— start DATA SHOWN —

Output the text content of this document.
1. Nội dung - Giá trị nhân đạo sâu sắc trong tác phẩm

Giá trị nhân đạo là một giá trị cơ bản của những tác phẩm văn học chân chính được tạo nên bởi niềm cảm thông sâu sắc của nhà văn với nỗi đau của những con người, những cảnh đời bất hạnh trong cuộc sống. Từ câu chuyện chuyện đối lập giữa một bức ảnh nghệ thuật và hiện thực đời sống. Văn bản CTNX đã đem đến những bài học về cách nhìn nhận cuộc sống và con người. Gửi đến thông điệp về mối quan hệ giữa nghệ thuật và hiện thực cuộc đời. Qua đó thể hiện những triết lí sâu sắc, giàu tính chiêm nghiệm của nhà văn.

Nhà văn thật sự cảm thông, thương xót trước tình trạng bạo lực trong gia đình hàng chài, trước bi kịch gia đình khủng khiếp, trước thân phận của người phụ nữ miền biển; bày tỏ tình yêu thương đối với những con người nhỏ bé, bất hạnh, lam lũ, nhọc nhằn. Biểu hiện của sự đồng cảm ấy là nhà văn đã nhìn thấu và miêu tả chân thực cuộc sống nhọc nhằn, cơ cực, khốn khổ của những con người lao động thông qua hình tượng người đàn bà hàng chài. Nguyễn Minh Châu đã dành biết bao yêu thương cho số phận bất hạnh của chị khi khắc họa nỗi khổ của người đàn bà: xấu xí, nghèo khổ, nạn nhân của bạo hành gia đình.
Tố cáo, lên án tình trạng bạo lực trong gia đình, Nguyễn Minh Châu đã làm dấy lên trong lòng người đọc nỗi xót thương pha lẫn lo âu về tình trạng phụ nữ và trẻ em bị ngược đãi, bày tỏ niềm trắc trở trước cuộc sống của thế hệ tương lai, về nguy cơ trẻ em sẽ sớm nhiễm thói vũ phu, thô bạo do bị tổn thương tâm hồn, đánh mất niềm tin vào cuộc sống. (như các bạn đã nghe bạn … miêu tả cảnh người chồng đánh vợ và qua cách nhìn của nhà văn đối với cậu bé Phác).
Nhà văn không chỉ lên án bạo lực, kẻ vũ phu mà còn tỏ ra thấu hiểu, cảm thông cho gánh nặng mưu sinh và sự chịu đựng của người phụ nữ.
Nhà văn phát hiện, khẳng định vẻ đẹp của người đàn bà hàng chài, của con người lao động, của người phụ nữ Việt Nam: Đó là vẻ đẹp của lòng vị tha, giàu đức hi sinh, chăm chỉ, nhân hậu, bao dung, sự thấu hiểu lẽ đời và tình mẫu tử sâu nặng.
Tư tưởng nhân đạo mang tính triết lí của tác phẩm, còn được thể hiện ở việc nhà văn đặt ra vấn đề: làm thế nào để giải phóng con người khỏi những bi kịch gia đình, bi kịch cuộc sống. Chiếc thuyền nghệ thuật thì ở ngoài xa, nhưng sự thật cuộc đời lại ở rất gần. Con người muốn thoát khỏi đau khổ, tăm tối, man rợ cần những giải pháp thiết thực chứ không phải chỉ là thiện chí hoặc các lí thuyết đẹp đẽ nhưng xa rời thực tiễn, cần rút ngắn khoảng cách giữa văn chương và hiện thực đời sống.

— end DATA SHOWN —

TASK INSTRUCTIONS> Across the data above, how many lines include the word "đình"? Give only the count.

COMPLETED EXERCISE> 3